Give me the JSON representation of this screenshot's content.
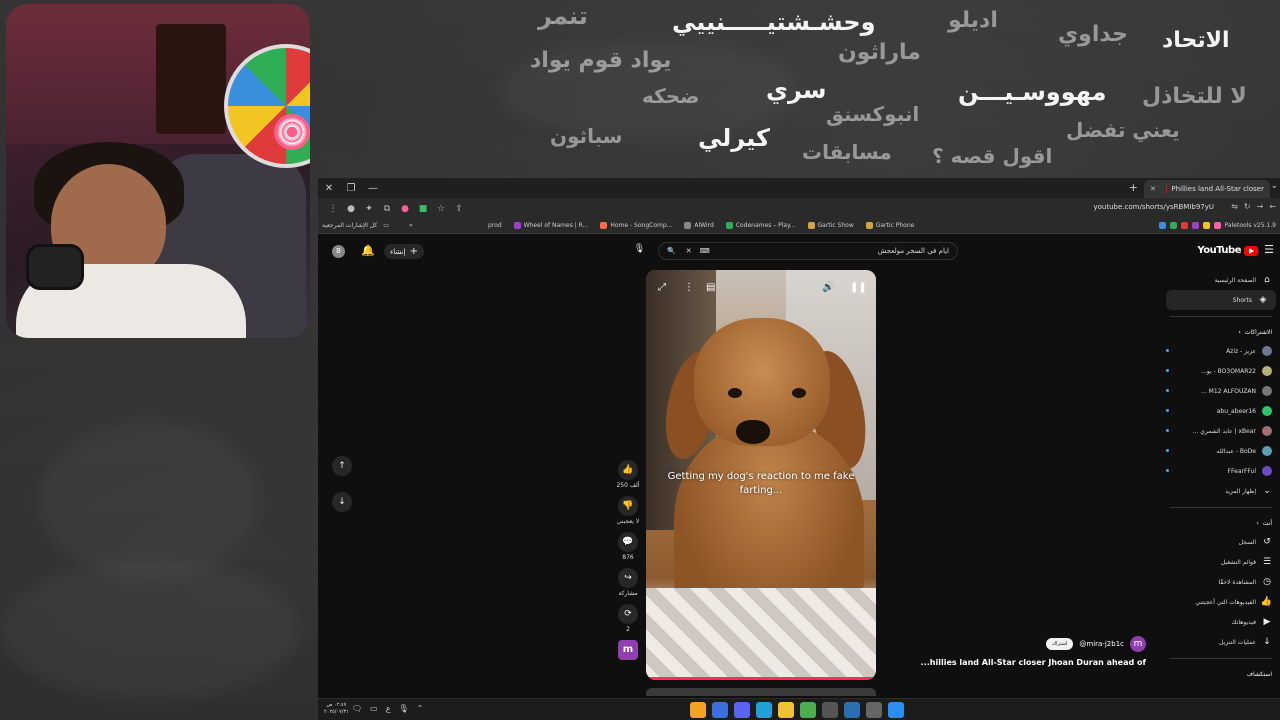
{
  "overlay": {
    "words": [
      "تنمر",
      "وحشـشتيـــــنييي",
      "اديلو",
      "جداوي",
      "الاتحاد",
      "يواد قوم يواد",
      "ماراثون",
      "ضحكه",
      "سري",
      "مهووسـيـــن",
      "لا للتخاذل",
      "سباثون",
      "كيرلي",
      "انبوكسنق",
      "مسابقات",
      "اقول قصه ؟",
      "يعني تفضل"
    ]
  },
  "browser": {
    "tab_title": "Phillies land All-Star closer",
    "url": "youtube.com/shorts/ysRBMIb97yU",
    "bookmarks_label": "كل الإشارات المرجعية",
    "bookmarks": [
      "prod",
      "Wheel of Names | R...",
      "Home - SongComp...",
      "AlWird",
      "Codenames – Play...",
      "Gartic Show",
      "Gartic Phone"
    ],
    "extension_label": "Paletools v25.1.9"
  },
  "youtube": {
    "avatar_letter": "B",
    "create_label": "إنشاء",
    "search_query": "ايام في السحر مولعجش",
    "logo_text": "YouTube",
    "sidebar": {
      "home": "الصفحة الرئيسية",
      "shorts": "Shorts",
      "subs_header": "الاشتراكات",
      "subscriptions": [
        {
          "name": "عزيز - Aziz",
          "color": "#6a7a8c"
        },
        {
          "name": "BO3OMAR22 - بو...",
          "color": "#b8b27a"
        },
        {
          "name": "M12 ALFOUZAN ...",
          "color": "#777777"
        },
        {
          "name": "abu_abeer16",
          "color": "#2fc36a"
        },
        {
          "name": "xBear | عابد الشمري ...",
          "color": "#a07070"
        },
        {
          "name": "BoDe - عبدالله",
          "color": "#5aa0b0"
        },
        {
          "name": "FFearFFul",
          "color": "#6a4cc0"
        }
      ],
      "show_more": "إظهار المزيد",
      "you_header": "أنت",
      "you_items": [
        {
          "label": "السجل",
          "icon": "↺"
        },
        {
          "label": "قوائم التشغيل",
          "icon": "☰"
        },
        {
          "label": "المشاهدة لاحقًا",
          "icon": "◷"
        },
        {
          "label": "الفيديوهات التي أعجبتني",
          "icon": "👍"
        },
        {
          "label": "فيديوهاتك",
          "icon": "▶"
        },
        {
          "label": "عمليات التنزيل",
          "icon": "↓"
        }
      ],
      "explore_header": "استكشاف"
    },
    "short": {
      "caption": "Getting my dog's reaction to me fake farting...",
      "likes": "250 ألف",
      "dislike_label": "لا يعجبني",
      "comments": "876",
      "share_label": "مشاركة",
      "remix_count": "2",
      "channel_letter": "m"
    },
    "next_meta": {
      "handle": "@mira-j2b1c",
      "subscribe_label": "اشتراك",
      "title": "...hillies land All-Star closer Jhoan Duran ahead of"
    }
  },
  "taskbar": {
    "time": "٠٢:٤٧ ص",
    "date": "٢٠٢٥/٠٧/٣١",
    "lang": "ع"
  }
}
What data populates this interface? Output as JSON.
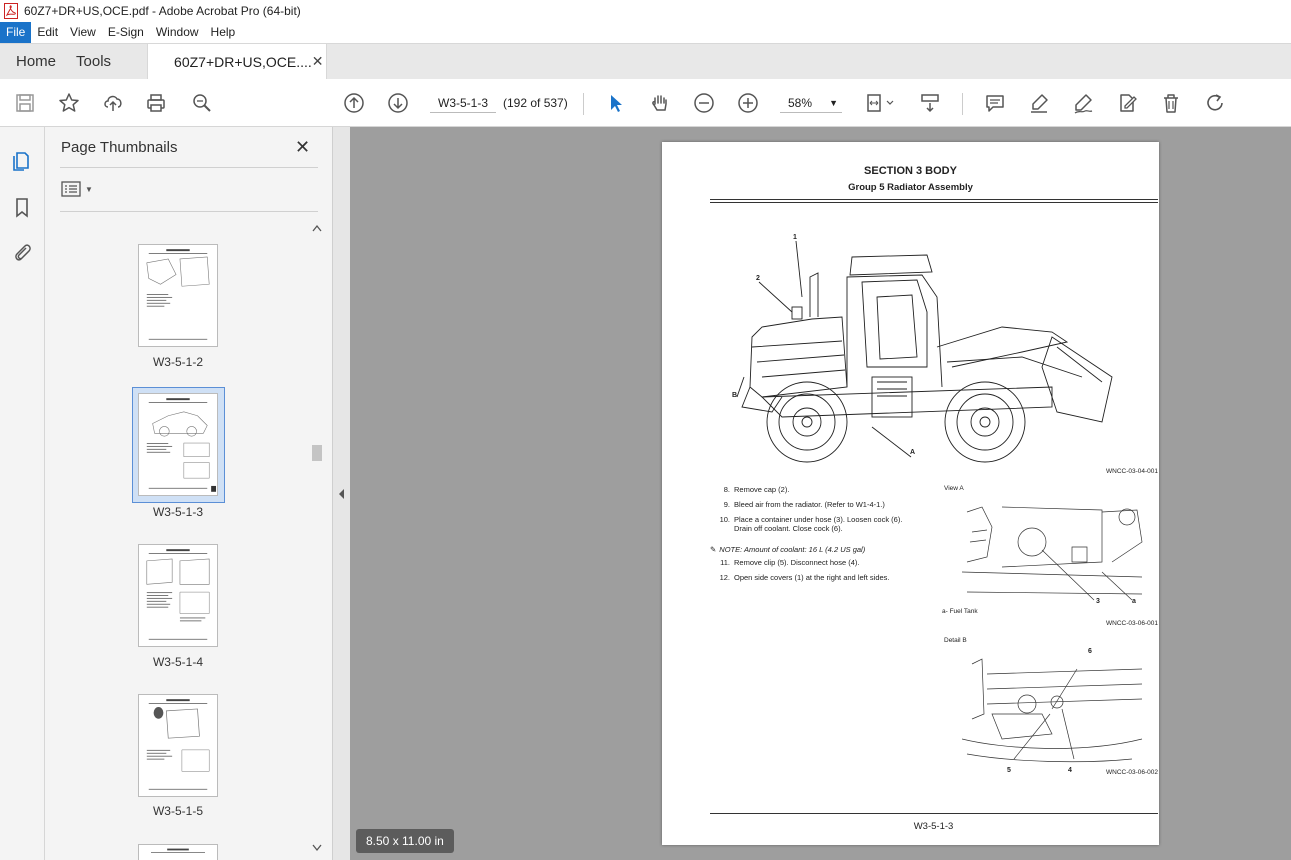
{
  "window": {
    "title": "60Z7+DR+US,OCE.pdf - Adobe Acrobat Pro (64-bit)"
  },
  "menu": [
    "File",
    "Edit",
    "View",
    "E-Sign",
    "Window",
    "Help"
  ],
  "tabs": {
    "home": "Home",
    "tools": "Tools",
    "document": "60Z7+DR+US,OCE....",
    "close": "✕"
  },
  "toolbar": {
    "page_label": "W3-5-1-3",
    "page_count": "(192 of 537)",
    "zoom": "58%",
    "icons": [
      "save-icon",
      "star-icon",
      "upload-icon",
      "print-icon",
      "search-zoom-icon",
      "arrow-up-icon",
      "arrow-down-icon",
      "select-arrow-icon",
      "hand-icon",
      "zoom-out-icon",
      "zoom-in-icon",
      "fit-page-icon",
      "scroll-mode-icon",
      "comment-icon",
      "highlight-icon",
      "sign-icon",
      "edit-pdf-icon",
      "delete-icon",
      "rotate-icon"
    ]
  },
  "panel": {
    "title": "Page Thumbnails",
    "close": "✕",
    "thumbnails": [
      {
        "label": "W3-5-1-2",
        "selected": false
      },
      {
        "label": "W3-5-1-3",
        "selected": true
      },
      {
        "label": "W3-5-1-4",
        "selected": false
      },
      {
        "label": "W3-5-1-5",
        "selected": false
      }
    ]
  },
  "page": {
    "section": "SECTION 3 BODY",
    "group": "Group 5 Radiator Assembly",
    "fig1_code": "WNCC-03-04-001",
    "steps": [
      {
        "n": "8.",
        "text": "Remove cap (2)."
      },
      {
        "n": "9.",
        "text": "Bleed air from the radiator. (Refer to W1-4-1.)"
      },
      {
        "n": "10.",
        "text": "Place a container under hose (3). Loosen cock (6). Drain off coolant. Close cock (6)."
      },
      {
        "n": "11.",
        "text": "Remove clip (5). Disconnect hose (4)."
      },
      {
        "n": "12.",
        "text": "Open side covers (1) at the right and left sides."
      }
    ],
    "note": "NOTE:     Amount of coolant: 16 L (4.2 US gal)",
    "view_a": "View A",
    "view_a_legend": "a-     Fuel Tank",
    "fig2_code": "WNCC-03-06-001",
    "detail_b": "Detail B",
    "fig3_code": "WNCC-03-06-002",
    "callouts_fig1": [
      "1",
      "2",
      "B",
      "A"
    ],
    "callouts_fig2": [
      "3",
      "a"
    ],
    "callouts_fig3": [
      "6",
      "5",
      "4"
    ],
    "footer": "W3-5-1-3"
  },
  "status": {
    "page_size": "8.50 x 11.00 in"
  },
  "colors": {
    "accent": "#1a73c9",
    "doc_bg": "#9e9e9e",
    "panel_bg": "#f4f4f4",
    "icon": "#555555"
  }
}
· · ·
WRITTEN PROBLEM:
Where a line of the records above holds the word "zoom", copy that line.

ANSWER TO THE PROBLEM:
    "zoom": "58%",
      "search-zoom-icon",
      "zoom-out-icon",
      "zoom-in-icon",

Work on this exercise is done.